EXCERPTED RECORDS –
>> BEGIN

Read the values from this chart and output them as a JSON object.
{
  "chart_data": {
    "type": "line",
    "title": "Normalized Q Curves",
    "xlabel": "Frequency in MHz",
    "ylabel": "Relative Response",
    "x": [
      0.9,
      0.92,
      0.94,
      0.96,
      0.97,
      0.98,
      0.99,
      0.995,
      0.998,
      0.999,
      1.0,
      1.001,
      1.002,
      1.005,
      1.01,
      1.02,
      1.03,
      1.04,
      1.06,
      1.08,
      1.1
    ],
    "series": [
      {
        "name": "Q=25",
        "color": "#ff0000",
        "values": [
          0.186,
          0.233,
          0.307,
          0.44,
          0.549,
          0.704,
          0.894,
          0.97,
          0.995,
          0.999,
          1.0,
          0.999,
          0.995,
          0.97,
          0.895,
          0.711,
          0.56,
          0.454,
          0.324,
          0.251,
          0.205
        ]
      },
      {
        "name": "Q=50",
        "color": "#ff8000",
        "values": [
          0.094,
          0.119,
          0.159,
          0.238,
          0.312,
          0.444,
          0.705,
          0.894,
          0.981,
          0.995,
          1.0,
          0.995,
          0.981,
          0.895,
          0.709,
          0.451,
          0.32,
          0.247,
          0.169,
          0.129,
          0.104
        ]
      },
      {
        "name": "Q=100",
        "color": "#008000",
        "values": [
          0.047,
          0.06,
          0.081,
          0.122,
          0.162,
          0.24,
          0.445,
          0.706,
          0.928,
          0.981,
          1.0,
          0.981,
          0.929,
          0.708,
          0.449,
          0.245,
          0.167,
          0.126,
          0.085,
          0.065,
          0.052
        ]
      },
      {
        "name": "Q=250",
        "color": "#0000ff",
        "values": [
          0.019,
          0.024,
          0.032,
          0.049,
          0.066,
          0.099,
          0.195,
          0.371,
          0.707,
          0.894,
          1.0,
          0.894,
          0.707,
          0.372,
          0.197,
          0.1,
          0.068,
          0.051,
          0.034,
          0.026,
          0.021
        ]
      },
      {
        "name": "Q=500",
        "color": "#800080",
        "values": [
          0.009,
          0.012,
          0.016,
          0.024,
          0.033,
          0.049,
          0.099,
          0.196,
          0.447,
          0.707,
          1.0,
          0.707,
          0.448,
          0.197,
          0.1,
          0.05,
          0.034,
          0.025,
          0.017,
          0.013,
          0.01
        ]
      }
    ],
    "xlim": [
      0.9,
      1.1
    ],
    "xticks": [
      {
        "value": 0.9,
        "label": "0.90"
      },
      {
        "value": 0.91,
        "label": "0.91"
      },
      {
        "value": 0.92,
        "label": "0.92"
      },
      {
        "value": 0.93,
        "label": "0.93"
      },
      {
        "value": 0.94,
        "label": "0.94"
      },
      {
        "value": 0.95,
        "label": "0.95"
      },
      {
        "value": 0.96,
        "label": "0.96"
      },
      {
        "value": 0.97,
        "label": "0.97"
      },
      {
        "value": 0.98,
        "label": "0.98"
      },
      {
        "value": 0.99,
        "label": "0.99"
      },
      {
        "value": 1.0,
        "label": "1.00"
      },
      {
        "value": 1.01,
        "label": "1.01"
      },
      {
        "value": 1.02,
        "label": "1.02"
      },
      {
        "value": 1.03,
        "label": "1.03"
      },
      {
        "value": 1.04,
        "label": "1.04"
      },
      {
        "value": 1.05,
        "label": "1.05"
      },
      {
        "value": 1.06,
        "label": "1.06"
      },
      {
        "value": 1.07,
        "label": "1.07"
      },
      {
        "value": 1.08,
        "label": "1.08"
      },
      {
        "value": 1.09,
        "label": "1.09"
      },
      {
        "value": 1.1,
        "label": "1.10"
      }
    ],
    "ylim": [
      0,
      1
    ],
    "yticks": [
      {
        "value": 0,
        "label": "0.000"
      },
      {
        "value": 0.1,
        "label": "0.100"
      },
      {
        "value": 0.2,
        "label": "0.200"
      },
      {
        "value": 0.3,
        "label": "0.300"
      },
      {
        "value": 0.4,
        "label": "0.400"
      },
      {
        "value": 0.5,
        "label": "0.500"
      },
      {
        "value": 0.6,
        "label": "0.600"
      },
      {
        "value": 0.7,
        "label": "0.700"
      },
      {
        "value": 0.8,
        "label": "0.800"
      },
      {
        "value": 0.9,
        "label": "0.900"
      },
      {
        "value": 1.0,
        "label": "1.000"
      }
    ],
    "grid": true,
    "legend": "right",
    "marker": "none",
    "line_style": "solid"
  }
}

>> END

WRITTEN REQUEST – Extract every record. Keep wording exact.

FULL RESPONSE –
Read the values from this chart and output them as a JSON object.
{
  "chart_data": {
    "type": "line",
    "title": "Normalized Q Curves",
    "xlabel": "Frequency in MHz",
    "ylabel": "Relative Response",
    "x": [
      0.9,
      0.92,
      0.94,
      0.96,
      0.97,
      0.98,
      0.99,
      0.995,
      0.998,
      0.999,
      1.0,
      1.001,
      1.002,
      1.005,
      1.01,
      1.02,
      1.03,
      1.04,
      1.06,
      1.08,
      1.1
    ],
    "series": [
      {
        "name": "Q=25",
        "color": "#ff0000",
        "values": [
          0.186,
          0.233,
          0.307,
          0.44,
          0.549,
          0.704,
          0.894,
          0.97,
          0.995,
          0.999,
          1.0,
          0.999,
          0.995,
          0.97,
          0.895,
          0.711,
          0.56,
          0.454,
          0.324,
          0.251,
          0.205
        ]
      },
      {
        "name": "Q=50",
        "color": "#ff8000",
        "values": [
          0.094,
          0.119,
          0.159,
          0.238,
          0.312,
          0.444,
          0.705,
          0.894,
          0.981,
          0.995,
          1.0,
          0.995,
          0.981,
          0.895,
          0.709,
          0.451,
          0.32,
          0.247,
          0.169,
          0.129,
          0.104
        ]
      },
      {
        "name": "Q=100",
        "color": "#008000",
        "values": [
          0.047,
          0.06,
          0.081,
          0.122,
          0.162,
          0.24,
          0.445,
          0.706,
          0.928,
          0.981,
          1.0,
          0.981,
          0.929,
          0.708,
          0.449,
          0.245,
          0.167,
          0.126,
          0.085,
          0.065,
          0.052
        ]
      },
      {
        "name": "Q=250",
        "color": "#0000ff",
        "values": [
          0.019,
          0.024,
          0.032,
          0.049,
          0.066,
          0.099,
          0.195,
          0.371,
          0.707,
          0.894,
          1.0,
          0.894,
          0.707,
          0.372,
          0.197,
          0.1,
          0.068,
          0.051,
          0.034,
          0.026,
          0.021
        ]
      },
      {
        "name": "Q=500",
        "color": "#800080",
        "values": [
          0.009,
          0.012,
          0.016,
          0.024,
          0.033,
          0.049,
          0.099,
          0.196,
          0.447,
          0.707,
          1.0,
          0.707,
          0.448,
          0.197,
          0.1,
          0.05,
          0.034,
          0.025,
          0.017,
          0.013,
          0.01
        ]
      }
    ],
    "xlim": [
      0.9,
      1.1
    ],
    "xticks": [
      {
        "value": 0.9,
        "label": "0.90"
      },
      {
        "value": 0.91,
        "label": "0.91"
      },
      {
        "value": 0.92,
        "label": "0.92"
      },
      {
        "value": 0.93,
        "label": "0.93"
      },
      {
        "value": 0.94,
        "label": "0.94"
      },
      {
        "value": 0.95,
        "label": "0.95"
      },
      {
        "value": 0.96,
        "label": "0.96"
      },
      {
        "value": 0.97,
        "label": "0.97"
      },
      {
        "value": 0.98,
        "label": "0.98"
      },
      {
        "value": 0.99,
        "label": "0.99"
      },
      {
        "value": 1.0,
        "label": "1.00"
      },
      {
        "value": 1.01,
        "label": "1.01"
      },
      {
        "value": 1.02,
        "label": "1.02"
      },
      {
        "value": 1.03,
        "label": "1.03"
      },
      {
        "value": 1.04,
        "label": "1.04"
      },
      {
        "value": 1.05,
        "label": "1.05"
      },
      {
        "value": 1.06,
        "label": "1.06"
      },
      {
        "value": 1.07,
        "label": "1.07"
      },
      {
        "value": 1.08,
        "label": "1.08"
      },
      {
        "value": 1.09,
        "label": "1.09"
      },
      {
        "value": 1.1,
        "label": "1.10"
      }
    ],
    "ylim": [
      0,
      1
    ],
    "yticks": [
      {
        "value": 0,
        "label": "0.000"
      },
      {
        "value": 0.1,
        "label": "0.100"
      },
      {
        "value": 0.2,
        "label": "0.200"
      },
      {
        "value": 0.3,
        "label": "0.300"
      },
      {
        "value": 0.4,
        "label": "0.400"
      },
      {
        "value": 0.5,
        "label": "0.500"
      },
      {
        "value": 0.6,
        "label": "0.600"
      },
      {
        "value": 0.7,
        "label": "0.700"
      },
      {
        "value": 0.8,
        "label": "0.800"
      },
      {
        "value": 0.9,
        "label": "0.900"
      },
      {
        "value": 1.0,
        "label": "1.000"
      }
    ],
    "grid": true,
    "legend": "right",
    "marker": "none",
    "line_style": "solid"
  }
}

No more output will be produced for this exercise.